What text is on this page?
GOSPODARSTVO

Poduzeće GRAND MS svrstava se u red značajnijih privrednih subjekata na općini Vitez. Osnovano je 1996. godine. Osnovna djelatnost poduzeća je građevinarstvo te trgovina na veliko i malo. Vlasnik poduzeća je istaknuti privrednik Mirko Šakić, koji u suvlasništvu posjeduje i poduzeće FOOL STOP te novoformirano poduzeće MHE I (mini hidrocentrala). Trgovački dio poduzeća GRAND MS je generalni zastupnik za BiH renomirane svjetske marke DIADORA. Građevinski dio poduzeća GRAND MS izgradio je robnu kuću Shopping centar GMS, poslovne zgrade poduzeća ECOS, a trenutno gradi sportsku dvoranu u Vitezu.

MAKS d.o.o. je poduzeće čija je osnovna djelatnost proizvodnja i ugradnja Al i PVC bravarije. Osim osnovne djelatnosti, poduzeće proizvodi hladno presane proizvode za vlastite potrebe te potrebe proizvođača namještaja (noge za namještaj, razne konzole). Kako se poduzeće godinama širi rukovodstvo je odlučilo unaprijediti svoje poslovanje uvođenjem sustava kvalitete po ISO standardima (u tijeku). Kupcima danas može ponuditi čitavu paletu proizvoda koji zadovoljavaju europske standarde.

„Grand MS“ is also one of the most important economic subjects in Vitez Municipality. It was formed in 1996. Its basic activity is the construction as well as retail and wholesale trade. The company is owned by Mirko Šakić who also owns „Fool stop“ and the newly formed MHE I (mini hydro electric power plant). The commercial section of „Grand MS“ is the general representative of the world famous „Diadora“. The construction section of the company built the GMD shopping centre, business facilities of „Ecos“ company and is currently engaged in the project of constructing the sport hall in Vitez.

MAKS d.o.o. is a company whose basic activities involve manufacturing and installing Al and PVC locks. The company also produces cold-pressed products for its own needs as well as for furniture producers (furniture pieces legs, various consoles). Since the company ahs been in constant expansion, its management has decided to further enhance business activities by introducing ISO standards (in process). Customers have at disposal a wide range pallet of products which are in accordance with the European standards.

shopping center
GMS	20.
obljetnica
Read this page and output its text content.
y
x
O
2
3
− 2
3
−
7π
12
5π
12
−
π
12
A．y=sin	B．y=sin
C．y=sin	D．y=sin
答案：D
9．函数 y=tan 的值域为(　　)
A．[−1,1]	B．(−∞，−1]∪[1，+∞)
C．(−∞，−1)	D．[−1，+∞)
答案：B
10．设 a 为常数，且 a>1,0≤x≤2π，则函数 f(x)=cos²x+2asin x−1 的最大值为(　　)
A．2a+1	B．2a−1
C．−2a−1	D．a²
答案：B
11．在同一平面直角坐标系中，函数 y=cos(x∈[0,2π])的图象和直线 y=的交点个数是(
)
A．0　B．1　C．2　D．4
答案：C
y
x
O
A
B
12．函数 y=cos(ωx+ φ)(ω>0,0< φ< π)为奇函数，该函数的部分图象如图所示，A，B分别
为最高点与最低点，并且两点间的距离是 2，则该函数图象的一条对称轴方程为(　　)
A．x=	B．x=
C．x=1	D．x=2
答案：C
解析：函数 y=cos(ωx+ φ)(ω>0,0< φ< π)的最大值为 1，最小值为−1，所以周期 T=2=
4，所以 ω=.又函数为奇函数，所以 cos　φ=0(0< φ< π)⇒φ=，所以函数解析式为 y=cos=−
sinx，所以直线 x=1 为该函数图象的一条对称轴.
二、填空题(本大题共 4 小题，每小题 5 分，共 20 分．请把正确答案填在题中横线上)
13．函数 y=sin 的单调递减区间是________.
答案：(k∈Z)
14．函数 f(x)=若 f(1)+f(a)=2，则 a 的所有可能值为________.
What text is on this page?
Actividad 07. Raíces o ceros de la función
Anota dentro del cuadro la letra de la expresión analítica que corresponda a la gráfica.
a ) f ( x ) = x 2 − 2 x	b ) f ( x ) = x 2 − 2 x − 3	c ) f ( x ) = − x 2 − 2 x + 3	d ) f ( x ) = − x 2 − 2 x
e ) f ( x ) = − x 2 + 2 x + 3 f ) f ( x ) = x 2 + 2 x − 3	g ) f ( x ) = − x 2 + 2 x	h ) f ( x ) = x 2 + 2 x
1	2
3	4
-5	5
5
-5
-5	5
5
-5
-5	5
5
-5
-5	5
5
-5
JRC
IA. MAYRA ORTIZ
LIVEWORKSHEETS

Goal: Extract every line above containing the word "Vitez".

Exercise response:
Poduzeće GRAND MS svrstava se u red značajnijih privrednih subjekata na općini Vitez. Osnovano je 1996. godine. Osnovna djelatnost poduzeća je građevinarstvo te trgovina na veliko i malo. Vlasnik poduzeća je istaknuti privrednik Mirko Šakić, koji u suvlasništvu posjeduje i poduzeće FOOL STOP te novoformirano poduzeće MHE I (mini hidrocentrala). Trgovački dio poduzeća GRAND MS je generalni zastupnik za BiH renomirane svjetske marke DIADORA. Građevinski dio poduzeća GRAND MS izgradio je robnu kuću Shopping centar GMS, poslovne zgrade poduzeća ECOS, a trenutno gradi sportsku dvoranu u Vitezu.
„Grand MS“ is also one of the most important economic subjects in Vitez Municipality. It was formed in 1996. Its basic activity is the construction as well as retail and wholesale trade. The company is owned by Mirko Šakić who also owns „Fool stop“ and the newly formed MHE I (mini hydro electric power plant). The commercial section of „Grand MS“ is the general representative of the world famous „Diadora“. The construction section of the company built the GMD shopping centre, business facilities of „Ecos“ company and is currently engaged in the project of constructing the sport hall in Vitez.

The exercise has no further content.